- [Challenge]: Copy out the lines exactly as they appear in the rows, starting at the line that contains "583, 613, 600]" and ending at the line that contains "440, 485, 457]".

++++ Records

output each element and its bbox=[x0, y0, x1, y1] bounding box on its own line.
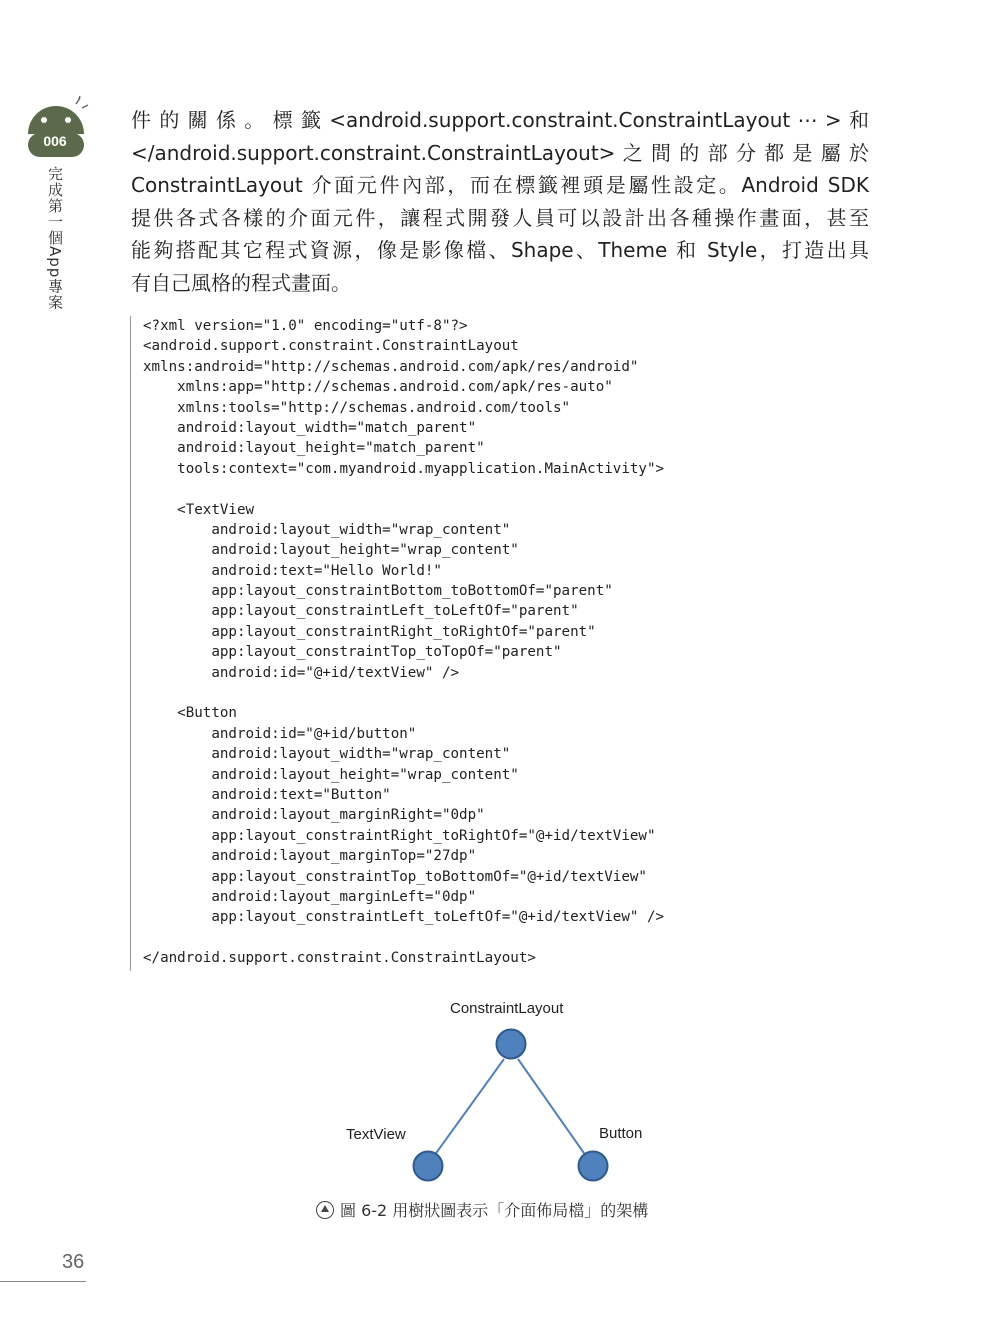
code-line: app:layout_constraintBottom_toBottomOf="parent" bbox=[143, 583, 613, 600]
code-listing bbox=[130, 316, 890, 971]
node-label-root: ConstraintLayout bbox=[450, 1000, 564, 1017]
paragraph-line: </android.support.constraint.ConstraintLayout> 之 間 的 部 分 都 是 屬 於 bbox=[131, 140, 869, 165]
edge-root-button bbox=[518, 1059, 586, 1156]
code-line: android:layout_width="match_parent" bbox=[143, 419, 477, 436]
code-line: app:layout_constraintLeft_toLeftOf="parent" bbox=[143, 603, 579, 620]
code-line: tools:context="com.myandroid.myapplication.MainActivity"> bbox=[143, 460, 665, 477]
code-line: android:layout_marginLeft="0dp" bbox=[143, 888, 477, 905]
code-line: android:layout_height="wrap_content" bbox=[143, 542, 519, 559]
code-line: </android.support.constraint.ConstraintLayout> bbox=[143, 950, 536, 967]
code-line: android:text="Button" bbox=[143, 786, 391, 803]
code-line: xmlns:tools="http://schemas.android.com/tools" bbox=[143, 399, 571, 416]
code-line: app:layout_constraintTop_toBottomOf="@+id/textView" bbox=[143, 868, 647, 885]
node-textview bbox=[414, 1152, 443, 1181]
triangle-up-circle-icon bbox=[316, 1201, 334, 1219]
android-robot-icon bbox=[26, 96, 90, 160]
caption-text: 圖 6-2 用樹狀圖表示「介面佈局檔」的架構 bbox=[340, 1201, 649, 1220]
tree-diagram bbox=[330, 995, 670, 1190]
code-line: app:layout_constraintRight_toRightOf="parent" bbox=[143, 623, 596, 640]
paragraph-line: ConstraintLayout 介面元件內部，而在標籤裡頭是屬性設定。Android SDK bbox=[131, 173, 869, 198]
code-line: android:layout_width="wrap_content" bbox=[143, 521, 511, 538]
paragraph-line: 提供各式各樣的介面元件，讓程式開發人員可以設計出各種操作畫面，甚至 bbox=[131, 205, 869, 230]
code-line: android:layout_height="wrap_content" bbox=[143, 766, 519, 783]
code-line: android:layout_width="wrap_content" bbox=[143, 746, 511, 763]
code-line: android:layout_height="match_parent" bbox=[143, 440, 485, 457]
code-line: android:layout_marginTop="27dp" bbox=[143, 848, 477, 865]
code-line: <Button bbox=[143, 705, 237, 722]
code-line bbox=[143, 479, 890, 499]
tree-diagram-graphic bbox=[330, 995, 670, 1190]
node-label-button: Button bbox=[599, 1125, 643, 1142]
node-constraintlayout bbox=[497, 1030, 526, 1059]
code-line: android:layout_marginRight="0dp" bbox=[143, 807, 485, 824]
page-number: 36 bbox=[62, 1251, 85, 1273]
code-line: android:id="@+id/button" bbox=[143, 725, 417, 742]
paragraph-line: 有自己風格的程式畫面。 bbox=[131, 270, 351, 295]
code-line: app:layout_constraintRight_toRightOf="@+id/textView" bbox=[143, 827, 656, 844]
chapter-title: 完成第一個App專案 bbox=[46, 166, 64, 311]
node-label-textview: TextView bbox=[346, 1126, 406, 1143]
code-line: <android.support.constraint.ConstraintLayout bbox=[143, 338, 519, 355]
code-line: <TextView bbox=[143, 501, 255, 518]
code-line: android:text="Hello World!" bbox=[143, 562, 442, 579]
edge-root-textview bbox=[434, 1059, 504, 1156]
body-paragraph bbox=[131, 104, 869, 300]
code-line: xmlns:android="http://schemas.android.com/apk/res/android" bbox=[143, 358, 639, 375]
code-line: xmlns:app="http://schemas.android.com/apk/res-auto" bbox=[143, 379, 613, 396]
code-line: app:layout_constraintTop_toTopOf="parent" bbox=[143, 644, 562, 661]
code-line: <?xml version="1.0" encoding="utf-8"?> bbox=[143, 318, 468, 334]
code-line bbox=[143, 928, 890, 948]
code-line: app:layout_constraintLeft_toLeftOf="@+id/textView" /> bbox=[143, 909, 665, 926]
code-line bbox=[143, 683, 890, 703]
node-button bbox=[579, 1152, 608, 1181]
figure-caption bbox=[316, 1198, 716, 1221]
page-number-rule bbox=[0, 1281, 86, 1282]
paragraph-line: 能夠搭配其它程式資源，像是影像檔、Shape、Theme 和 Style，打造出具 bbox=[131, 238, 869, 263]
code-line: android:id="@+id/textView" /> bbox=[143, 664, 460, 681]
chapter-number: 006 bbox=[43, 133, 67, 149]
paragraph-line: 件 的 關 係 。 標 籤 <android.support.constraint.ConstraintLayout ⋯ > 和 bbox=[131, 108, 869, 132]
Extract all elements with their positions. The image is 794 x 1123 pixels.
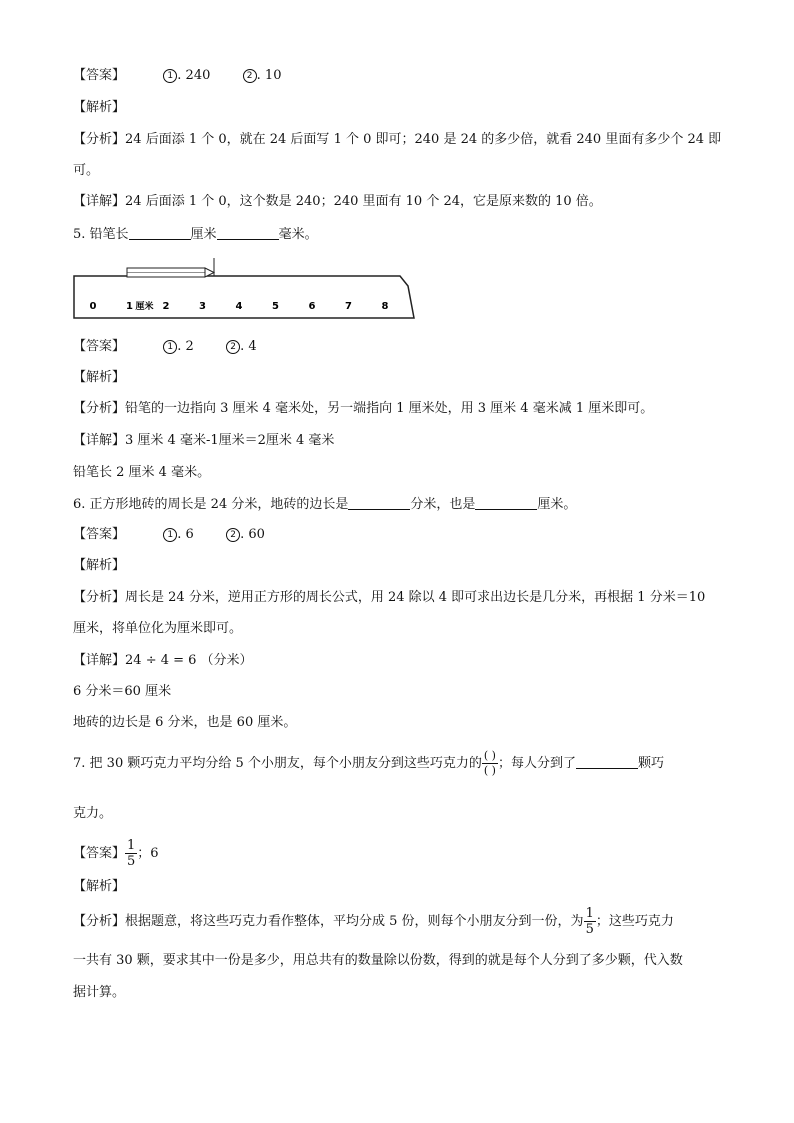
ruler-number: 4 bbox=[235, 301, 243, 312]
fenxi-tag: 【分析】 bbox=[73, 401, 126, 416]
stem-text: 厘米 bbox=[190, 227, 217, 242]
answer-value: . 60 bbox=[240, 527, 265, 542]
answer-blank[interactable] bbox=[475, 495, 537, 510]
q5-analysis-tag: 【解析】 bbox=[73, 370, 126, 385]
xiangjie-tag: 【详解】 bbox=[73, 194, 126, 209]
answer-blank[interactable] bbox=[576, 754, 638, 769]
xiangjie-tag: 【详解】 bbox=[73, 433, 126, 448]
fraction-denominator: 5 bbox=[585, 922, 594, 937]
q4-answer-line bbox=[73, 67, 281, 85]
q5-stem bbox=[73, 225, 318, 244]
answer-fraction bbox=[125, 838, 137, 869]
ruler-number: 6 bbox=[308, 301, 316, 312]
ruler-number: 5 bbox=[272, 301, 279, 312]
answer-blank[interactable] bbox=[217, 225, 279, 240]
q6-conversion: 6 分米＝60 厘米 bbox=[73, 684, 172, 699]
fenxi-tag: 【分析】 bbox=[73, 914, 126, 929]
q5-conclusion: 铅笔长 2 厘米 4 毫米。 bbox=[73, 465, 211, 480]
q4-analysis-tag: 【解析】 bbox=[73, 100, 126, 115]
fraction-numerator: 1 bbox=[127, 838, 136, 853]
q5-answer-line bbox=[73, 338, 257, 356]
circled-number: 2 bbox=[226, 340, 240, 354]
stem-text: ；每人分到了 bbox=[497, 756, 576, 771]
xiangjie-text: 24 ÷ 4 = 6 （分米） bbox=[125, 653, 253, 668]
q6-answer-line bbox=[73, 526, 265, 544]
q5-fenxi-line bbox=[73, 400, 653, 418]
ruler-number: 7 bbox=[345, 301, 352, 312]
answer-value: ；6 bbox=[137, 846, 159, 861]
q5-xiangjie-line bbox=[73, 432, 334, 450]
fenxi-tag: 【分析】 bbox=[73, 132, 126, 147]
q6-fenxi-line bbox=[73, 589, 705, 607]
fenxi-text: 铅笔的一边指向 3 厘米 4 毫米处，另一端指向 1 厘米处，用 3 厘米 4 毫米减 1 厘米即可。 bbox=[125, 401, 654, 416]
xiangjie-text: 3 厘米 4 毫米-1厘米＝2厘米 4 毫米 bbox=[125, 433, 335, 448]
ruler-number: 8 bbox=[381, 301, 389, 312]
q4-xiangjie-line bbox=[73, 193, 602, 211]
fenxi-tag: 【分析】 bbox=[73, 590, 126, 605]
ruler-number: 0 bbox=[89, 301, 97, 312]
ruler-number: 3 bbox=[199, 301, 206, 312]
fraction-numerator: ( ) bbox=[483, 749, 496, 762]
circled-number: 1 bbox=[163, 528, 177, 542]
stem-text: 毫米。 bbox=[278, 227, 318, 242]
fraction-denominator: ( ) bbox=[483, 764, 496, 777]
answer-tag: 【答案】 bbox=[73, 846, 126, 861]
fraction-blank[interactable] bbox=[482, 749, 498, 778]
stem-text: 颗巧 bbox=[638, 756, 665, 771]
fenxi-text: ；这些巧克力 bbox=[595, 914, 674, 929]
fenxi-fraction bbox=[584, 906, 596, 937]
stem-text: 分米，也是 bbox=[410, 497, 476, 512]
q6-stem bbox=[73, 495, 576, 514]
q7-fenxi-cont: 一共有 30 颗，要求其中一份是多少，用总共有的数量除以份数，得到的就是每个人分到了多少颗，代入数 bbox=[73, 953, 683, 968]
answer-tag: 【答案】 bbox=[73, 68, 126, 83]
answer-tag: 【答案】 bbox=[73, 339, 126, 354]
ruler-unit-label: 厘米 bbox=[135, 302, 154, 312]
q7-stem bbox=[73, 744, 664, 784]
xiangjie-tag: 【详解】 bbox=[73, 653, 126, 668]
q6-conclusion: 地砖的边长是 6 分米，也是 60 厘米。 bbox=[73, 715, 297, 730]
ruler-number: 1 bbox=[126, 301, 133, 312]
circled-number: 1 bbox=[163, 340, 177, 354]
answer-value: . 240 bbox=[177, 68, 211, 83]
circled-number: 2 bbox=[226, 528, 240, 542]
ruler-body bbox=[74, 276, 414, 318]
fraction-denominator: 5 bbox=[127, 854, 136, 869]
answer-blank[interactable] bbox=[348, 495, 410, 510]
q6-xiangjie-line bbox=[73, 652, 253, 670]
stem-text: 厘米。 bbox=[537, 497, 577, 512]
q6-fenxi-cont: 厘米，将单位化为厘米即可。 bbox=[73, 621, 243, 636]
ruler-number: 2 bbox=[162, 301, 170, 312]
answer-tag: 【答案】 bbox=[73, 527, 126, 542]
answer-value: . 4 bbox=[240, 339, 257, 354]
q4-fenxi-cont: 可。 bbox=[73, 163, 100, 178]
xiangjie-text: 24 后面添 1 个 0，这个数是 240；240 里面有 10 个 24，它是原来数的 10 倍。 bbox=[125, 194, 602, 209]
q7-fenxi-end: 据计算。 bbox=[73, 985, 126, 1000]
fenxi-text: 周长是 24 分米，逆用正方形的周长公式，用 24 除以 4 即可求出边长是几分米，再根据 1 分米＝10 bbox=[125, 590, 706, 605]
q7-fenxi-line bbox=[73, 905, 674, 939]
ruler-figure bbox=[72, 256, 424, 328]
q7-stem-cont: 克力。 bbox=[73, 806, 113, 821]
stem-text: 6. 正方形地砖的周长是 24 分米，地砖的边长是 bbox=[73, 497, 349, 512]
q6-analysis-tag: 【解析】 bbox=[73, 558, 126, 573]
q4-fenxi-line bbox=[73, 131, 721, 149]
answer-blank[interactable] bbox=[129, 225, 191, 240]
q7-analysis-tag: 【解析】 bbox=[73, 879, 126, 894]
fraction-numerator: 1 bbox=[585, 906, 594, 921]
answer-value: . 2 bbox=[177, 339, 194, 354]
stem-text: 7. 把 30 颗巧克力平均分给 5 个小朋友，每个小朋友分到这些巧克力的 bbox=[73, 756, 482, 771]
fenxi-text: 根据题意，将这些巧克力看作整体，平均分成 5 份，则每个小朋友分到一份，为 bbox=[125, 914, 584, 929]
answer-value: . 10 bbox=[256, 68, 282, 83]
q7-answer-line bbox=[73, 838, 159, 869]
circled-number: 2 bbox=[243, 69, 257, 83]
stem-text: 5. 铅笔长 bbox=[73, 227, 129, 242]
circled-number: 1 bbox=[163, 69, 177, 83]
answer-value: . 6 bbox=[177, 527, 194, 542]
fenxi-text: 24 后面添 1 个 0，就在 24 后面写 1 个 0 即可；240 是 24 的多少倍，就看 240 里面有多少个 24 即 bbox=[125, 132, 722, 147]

++++++++

- [In response]:
code-line: app:layout_constraintBottom_toBottomOf="parent" bbox=[143, 583, 613, 600]
code-listing bbox=[130, 316, 890, 971]
node-label-root: ConstraintLayout bbox=[450, 1000, 564, 1017]
paragraph-line: </android.support.constraint.ConstraintLayout> 之 間 的 部 分 都 是 屬 於 bbox=[131, 140, 869, 165]
edge-root-button bbox=[518, 1059, 586, 1156]
code-line: android:layout_width="match_parent" bbox=[143, 419, 477, 436]
code-line: app:layout_constraintLeft_toLeftOf="parent" bbox=[143, 603, 579, 620]
code-line: tools:context="com.myandroid.myapplication.MainActivity"> bbox=[143, 460, 665, 477]
code-line: android:layout_marginLeft="0dp" bbox=[143, 888, 477, 905]
code-line: android:layout_height="wrap_content" bbox=[143, 542, 519, 559]
code-line: </android.support.constraint.ConstraintLayout> bbox=[143, 950, 536, 967]
code-line: android:text="Button" bbox=[143, 786, 391, 803]
code-line: xmlns:tools="http://schemas.android.com/tools" bbox=[143, 399, 571, 416]
code-line: app:layout_constraintTop_toBottomOf="@+id/textView" bbox=[143, 868, 647, 885]
node-textview bbox=[414, 1152, 443, 1181]
triangle-up-circle-icon bbox=[316, 1201, 334, 1219]
android-robot-icon bbox=[26, 96, 90, 160]
caption-text: 圖 6-2 用樹狀圖表示「介面佈局檔」的架構 bbox=[340, 1201, 649, 1220]
tree-diagram bbox=[330, 995, 670, 1190]
code-line: app:layout_constraintRight_toRightOf="parent" bbox=[143, 623, 596, 640]
paragraph-line: ConstraintLayout 介面元件內部，而在標籤裡頭是屬性設定。Android SDK bbox=[131, 173, 869, 198]
code-line: android:layout_width="wrap_content" bbox=[143, 521, 511, 538]
paragraph-line: 提供各式各樣的介面元件，讓程式開發人員可以設計出各種操作畫面，甚至 bbox=[131, 205, 869, 230]
code-line: android:layout_height="wrap_content" bbox=[143, 766, 519, 783]
code-line: android:layout_width="wrap_content" bbox=[143, 746, 511, 763]
code-line: android:layout_height="match_parent" bbox=[143, 440, 485, 457]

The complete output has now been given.